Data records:
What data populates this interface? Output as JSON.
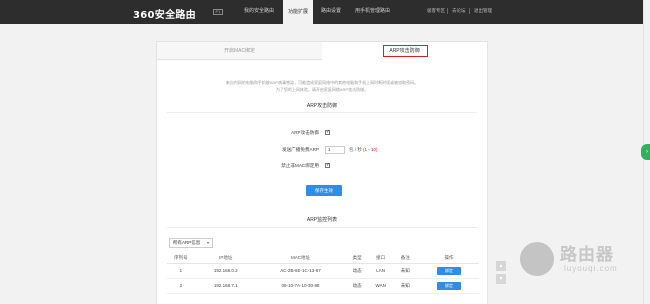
{
  "header": {
    "logo_text": "360安全路由",
    "logo_badge": "P1",
    "nav": [
      {
        "label": "我的安全路由"
      },
      {
        "label": "功能扩展"
      },
      {
        "label": "路由设置"
      },
      {
        "label": "用手机管理路由"
      }
    ],
    "right_links": [
      {
        "label": "极客专区"
      },
      {
        "label": "去论坛"
      },
      {
        "label": "退出管理"
      }
    ]
  },
  "tabs": {
    "left": "开启MAC绑定",
    "right": "ARP攻击防御"
  },
  "description": {
    "line1": "来自内网的电脑和手机被ARP病毒感染，可能造成家庭网络中的其他电脑和手机上网时断时续或被窃取密码。",
    "line2": "为了您的上网体验，请开启家庭网络ARP攻击防御。"
  },
  "arp_defense": {
    "title": "ARP攻击防御",
    "enable_label": "ARP攻击防御",
    "enable_checked": "✓",
    "broadcast_label": "发送广播免费ARP",
    "broadcast_value": "1",
    "broadcast_unit": "包 / 秒",
    "broadcast_range": "(1 - 10)",
    "block_label": "禁止非MAC绑定用",
    "block_checked": "✓",
    "save_label": "保存生效"
  },
  "arp_list": {
    "title": "ARP监控列表",
    "filter_selected": "所有ARP信息",
    "columns": [
      "序列号",
      "IP地址",
      "MAC地址",
      "类型",
      "接口",
      "备注",
      "操作"
    ],
    "rows": [
      {
        "index": "1",
        "ip": "192.168.0.2",
        "mac": "AC-2B-6E-1C-13-67",
        "type": "动态",
        "iface": "LAN",
        "note": "未知",
        "action": "绑定"
      },
      {
        "index": "2",
        "ip": "192.168.7.1",
        "mac": "08-10-7A-10-30-88",
        "type": "动态",
        "iface": "WAN",
        "note": "未知",
        "action": "绑定"
      }
    ]
  },
  "watermark": {
    "title": "路由器",
    "subtitle": "luyouqi.com"
  }
}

--- Exercise task ---
Copy the records above exactly, leaving out every picture.

--- Solved exercise ---
What data populates this interface? Output as JSON.
{
  "header": {
    "logo_text": "360安全路由",
    "logo_badge": "P1",
    "nav": [
      {
        "label": "我的安全路由"
      },
      {
        "label": "功能扩展"
      },
      {
        "label": "路由设置"
      },
      {
        "label": "用手机管理路由"
      }
    ],
    "right_links": [
      {
        "label": "极客专区"
      },
      {
        "label": "去论坛"
      },
      {
        "label": "退出管理"
      }
    ]
  },
  "tabs": {
    "left": "开启MAC绑定",
    "right": "ARP攻击防御"
  },
  "description": {
    "line1": "来自内网的电脑和手机被ARP病毒感染，可能造成家庭网络中的其他电脑和手机上网时断时续或被窃取密码。",
    "line2": "为了您的上网体验，请开启家庭网络ARP攻击防御。"
  },
  "arp_defense": {
    "title": "ARP攻击防御",
    "enable_label": "ARP攻击防御",
    "enable_checked": "✓",
    "broadcast_label": "发送广播免费ARP",
    "broadcast_value": "1",
    "broadcast_unit": "包 / 秒",
    "broadcast_range": "(1 - 10)",
    "block_label": "禁止非MAC绑定用",
    "block_checked": "✓",
    "save_label": "保存生效"
  },
  "arp_list": {
    "title": "ARP监控列表",
    "filter_selected": "所有ARP信息",
    "columns": [
      "序列号",
      "IP地址",
      "MAC地址",
      "类型",
      "接口",
      "备注",
      "操作"
    ],
    "rows": [
      {
        "index": "1",
        "ip": "192.168.0.2",
        "mac": "AC-2B-6E-1C-13-67",
        "type": "动态",
        "iface": "LAN",
        "note": "未知",
        "action": "绑定"
      },
      {
        "index": "2",
        "ip": "192.168.7.1",
        "mac": "08-10-7A-10-30-88",
        "type": "动态",
        "iface": "WAN",
        "note": "未知",
        "action": "绑定"
      }
    ]
  },
  "watermark": {
    "title": "路由器",
    "subtitle": "luyouqi.com"
  }
}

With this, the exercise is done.